## Task directions
Take every line from the listing below that contains "level".

= = =

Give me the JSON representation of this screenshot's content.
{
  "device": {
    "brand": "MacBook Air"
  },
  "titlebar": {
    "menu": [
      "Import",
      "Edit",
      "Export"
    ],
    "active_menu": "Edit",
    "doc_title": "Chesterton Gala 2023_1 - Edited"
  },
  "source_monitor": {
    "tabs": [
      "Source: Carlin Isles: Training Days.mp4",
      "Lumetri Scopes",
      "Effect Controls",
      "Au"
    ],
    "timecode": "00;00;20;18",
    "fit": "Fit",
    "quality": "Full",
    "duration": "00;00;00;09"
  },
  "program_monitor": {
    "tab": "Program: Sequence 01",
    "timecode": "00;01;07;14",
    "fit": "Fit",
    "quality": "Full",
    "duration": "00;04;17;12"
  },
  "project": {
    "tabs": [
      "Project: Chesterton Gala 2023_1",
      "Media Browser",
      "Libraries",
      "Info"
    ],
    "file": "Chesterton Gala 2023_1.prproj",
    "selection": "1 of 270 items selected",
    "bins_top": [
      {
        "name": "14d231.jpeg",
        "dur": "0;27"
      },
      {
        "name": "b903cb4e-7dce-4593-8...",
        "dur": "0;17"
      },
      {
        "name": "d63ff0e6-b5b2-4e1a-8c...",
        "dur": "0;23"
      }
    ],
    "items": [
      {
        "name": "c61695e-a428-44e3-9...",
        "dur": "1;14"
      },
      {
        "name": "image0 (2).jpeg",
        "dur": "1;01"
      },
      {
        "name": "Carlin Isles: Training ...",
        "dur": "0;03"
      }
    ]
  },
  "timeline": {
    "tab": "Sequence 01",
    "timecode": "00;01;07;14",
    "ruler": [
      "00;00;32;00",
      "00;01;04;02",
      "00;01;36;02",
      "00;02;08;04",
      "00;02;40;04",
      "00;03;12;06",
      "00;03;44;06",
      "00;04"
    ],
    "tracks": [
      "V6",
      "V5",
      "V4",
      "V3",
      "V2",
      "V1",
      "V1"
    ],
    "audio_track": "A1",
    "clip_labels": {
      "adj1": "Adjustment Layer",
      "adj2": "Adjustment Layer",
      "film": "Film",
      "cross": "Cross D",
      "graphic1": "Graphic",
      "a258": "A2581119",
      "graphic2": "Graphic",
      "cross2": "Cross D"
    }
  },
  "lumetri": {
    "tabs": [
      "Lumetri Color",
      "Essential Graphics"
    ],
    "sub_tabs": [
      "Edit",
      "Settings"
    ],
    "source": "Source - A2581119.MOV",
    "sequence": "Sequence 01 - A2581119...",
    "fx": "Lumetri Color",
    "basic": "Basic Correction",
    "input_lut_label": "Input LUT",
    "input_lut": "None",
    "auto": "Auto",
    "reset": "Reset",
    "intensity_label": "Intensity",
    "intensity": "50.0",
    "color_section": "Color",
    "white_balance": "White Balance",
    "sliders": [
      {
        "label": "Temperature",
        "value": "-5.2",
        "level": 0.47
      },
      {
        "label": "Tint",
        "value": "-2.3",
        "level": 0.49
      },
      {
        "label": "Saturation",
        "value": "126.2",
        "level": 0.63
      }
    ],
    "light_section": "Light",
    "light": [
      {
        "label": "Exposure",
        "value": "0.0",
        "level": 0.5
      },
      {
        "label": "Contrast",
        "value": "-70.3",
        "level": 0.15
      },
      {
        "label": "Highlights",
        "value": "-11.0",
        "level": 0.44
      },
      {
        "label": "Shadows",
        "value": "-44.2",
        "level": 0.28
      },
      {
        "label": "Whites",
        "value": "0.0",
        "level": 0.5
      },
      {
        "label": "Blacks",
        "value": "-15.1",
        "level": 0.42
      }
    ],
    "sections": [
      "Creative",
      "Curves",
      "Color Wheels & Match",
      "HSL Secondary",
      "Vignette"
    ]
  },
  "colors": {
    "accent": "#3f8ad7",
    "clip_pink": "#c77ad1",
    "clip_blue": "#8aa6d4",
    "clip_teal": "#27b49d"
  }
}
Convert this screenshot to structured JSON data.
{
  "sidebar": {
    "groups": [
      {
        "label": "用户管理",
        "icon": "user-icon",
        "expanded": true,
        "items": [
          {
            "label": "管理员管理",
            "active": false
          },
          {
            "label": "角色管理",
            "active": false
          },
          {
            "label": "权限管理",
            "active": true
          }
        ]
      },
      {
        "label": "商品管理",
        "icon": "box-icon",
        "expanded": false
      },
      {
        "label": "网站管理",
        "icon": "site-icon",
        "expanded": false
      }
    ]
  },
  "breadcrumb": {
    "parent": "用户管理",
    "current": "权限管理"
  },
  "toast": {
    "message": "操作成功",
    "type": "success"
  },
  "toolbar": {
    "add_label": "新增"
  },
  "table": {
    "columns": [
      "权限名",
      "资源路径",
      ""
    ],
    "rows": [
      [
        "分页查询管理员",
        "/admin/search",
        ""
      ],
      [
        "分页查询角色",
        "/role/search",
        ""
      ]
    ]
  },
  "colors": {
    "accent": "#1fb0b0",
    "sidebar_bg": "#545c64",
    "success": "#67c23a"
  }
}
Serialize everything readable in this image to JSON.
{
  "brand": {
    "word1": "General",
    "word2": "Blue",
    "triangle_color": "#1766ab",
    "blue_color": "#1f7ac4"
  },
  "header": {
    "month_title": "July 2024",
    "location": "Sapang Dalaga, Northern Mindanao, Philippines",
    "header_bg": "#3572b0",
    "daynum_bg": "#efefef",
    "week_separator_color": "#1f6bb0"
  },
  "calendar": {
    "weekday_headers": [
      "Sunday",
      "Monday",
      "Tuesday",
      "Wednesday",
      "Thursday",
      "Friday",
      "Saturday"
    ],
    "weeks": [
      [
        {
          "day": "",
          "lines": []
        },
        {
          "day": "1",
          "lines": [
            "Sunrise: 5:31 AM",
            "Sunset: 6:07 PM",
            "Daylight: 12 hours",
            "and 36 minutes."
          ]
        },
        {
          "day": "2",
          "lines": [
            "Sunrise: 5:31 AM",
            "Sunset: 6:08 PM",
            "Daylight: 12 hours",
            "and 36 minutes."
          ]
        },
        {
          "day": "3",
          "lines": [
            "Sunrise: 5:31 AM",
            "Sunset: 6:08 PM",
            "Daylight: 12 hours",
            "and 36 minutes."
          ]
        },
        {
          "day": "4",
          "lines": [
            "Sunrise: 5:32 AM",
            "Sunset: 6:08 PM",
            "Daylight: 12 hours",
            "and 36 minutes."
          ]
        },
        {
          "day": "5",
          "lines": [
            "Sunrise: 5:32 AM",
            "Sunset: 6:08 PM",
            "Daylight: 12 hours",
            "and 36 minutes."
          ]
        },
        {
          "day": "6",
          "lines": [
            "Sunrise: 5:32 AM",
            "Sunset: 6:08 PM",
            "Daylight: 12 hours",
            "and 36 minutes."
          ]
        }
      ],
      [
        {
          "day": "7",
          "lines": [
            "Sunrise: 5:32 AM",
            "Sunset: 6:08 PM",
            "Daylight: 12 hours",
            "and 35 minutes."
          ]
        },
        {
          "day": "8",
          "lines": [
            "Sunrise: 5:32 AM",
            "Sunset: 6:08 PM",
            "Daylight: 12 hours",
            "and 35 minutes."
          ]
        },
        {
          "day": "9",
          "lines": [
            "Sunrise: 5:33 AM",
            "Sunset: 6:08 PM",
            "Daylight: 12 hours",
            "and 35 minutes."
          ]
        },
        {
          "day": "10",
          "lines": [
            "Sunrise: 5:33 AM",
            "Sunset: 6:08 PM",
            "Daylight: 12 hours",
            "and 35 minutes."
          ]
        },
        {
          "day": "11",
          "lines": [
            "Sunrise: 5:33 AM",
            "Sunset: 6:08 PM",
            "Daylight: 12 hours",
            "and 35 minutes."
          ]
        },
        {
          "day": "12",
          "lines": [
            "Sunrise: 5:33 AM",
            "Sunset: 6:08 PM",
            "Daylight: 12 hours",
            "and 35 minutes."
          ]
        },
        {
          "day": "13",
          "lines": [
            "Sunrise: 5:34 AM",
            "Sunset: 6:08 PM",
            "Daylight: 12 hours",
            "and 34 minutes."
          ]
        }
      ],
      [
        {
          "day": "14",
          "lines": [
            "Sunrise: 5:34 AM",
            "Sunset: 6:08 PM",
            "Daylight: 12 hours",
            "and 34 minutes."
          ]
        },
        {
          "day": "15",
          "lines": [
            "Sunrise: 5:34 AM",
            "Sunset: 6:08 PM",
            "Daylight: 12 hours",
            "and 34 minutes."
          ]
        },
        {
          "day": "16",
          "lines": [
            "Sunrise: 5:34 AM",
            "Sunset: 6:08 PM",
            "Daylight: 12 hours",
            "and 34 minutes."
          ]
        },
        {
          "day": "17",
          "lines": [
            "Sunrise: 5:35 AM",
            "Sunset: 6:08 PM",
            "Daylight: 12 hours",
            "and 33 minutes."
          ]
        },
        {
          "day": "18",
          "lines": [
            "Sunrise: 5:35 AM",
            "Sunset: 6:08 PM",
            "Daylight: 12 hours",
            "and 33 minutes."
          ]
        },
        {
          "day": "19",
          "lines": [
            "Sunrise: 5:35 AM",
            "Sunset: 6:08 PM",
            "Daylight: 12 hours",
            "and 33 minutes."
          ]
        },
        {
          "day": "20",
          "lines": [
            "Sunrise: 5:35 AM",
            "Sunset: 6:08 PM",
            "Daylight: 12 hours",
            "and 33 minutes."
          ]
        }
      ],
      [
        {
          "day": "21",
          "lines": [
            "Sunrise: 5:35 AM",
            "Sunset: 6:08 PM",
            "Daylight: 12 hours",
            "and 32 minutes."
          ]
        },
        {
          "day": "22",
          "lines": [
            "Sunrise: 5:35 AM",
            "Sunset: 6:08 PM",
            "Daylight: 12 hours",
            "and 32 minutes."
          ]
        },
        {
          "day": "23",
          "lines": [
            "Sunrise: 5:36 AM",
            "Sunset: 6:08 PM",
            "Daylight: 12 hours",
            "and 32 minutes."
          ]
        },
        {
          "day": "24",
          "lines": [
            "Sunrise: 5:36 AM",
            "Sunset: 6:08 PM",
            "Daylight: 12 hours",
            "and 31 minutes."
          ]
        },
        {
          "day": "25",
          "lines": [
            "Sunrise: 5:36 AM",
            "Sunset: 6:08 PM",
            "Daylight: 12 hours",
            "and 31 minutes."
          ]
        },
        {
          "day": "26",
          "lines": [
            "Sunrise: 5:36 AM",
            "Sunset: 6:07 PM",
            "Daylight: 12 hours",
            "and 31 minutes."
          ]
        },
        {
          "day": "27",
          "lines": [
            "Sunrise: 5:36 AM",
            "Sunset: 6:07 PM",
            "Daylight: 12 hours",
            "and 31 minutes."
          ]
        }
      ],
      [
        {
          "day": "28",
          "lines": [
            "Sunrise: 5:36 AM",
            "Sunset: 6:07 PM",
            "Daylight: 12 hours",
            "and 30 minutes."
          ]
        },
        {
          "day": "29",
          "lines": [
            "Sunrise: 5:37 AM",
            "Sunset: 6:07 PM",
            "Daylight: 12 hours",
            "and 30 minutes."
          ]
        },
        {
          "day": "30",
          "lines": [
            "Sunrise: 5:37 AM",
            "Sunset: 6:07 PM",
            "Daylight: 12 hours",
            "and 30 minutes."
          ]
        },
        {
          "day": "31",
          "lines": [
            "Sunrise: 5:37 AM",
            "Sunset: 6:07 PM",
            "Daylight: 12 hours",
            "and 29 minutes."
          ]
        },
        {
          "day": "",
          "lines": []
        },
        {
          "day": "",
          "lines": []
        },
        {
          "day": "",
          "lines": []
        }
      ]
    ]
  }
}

= = =

## Solution below
        "level": 0.47
        "level": 0.49
        "level": 0.63
        "level": 0.5
        "level": 0.15
        "level": 0.44
        "level": 0.28
        "level": 0.5
        "level": 0.42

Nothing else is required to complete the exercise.